Task description. The listing below should be copied in full, word for word.

:::::

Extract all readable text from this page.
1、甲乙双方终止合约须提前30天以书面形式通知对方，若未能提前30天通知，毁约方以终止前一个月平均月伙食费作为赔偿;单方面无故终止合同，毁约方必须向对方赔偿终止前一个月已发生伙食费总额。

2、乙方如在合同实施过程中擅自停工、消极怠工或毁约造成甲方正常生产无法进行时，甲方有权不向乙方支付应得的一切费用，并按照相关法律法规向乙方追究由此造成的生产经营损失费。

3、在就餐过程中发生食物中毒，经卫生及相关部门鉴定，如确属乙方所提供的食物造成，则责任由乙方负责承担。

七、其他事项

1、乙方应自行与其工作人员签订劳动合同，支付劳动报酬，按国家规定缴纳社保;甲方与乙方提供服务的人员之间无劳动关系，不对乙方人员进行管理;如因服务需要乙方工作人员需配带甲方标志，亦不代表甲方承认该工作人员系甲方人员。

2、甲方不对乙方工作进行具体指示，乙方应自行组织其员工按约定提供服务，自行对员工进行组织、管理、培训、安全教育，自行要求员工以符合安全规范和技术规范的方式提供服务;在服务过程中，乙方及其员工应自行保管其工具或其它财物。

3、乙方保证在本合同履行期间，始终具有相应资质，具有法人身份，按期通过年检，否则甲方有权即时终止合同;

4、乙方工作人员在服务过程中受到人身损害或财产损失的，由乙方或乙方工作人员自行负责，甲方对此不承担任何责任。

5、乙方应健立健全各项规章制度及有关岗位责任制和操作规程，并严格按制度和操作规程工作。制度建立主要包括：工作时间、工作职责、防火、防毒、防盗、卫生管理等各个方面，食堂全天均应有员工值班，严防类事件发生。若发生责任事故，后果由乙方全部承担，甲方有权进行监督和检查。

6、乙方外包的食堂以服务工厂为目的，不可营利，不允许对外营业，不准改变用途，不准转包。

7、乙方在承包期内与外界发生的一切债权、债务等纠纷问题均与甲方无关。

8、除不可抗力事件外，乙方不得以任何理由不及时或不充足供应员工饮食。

:::::

Task result.
Extract all readable text from this page.
1、甲乙双方终止合约须提前30天以书面形式通知对方，若未能提前30天通知，毁约方以终止前一个月平均月伙食费作为赔偿;单方面无故终止合同，毁约方必须向对方赔偿终止前一个月已发生伙食费总额。

2、乙方如在合同实施过程中擅自停工、消极怠工或毁约造成甲方正常生产无法进行时，甲方有权不向乙方支付应得的一切费用，并按照相关法律法规向乙方追究由此造成的生产经营损失费。

3、在就餐过程中发生食物中毒，经卫生及相关部门鉴定，如确属乙方所提供的食物造成，则责任由乙方负责承担。

七、其他事项

1、乙方应自行与其工作人员签订劳动合同，支付劳动报酬，按国家规定缴纳社保;甲方与乙方提供服务的人员之间无劳动关系，不对乙方人员进行管理;如因服务需要乙方工作人员需配带甲方标志，亦不代表甲方承认该工作人员系甲方人员。

2、甲方不对乙方工作进行具体指示，乙方应自行组织其员工按约定提供服务，自行对员工进行组织、管理、培训、安全教育，自行要求员工以符合安全规范和技术规范的方式提供服务;在服务过程中，乙方及其员工应自行保管其工具或其它财物。

3、乙方保证在本合同履行期间，始终具有相应资质，具有法人身份，按期通过年检，否则甲方有权即时终止合同;

4、乙方工作人员在服务过程中受到人身损害或财产损失的，由乙方或乙方工作人员自行负责，甲方对此不承担任何责任。

5、乙方应健立健全各项规章制度及有关岗位责任制和操作规程，并严格按制度和操作规程工作。制度建立主要包括：工作时间、工作职责、防火、防毒、防盗、卫生管理等各个方面，食堂全天均应有员工值班，严防类事件发生。若发生责任事故，后果由乙方全部承担，甲方有权进行监督和检查。

6、乙方外包的食堂以服务工厂为目的，不可营利，不允许对外营业，不准改变用途，不准转包。

7、乙方在承包期内与外界发生的一切债权、债务等纠纷问题均与甲方无关。

8、除不可抗力事件外，乙方不得以任何理由不及时或不充足供应员工饮食。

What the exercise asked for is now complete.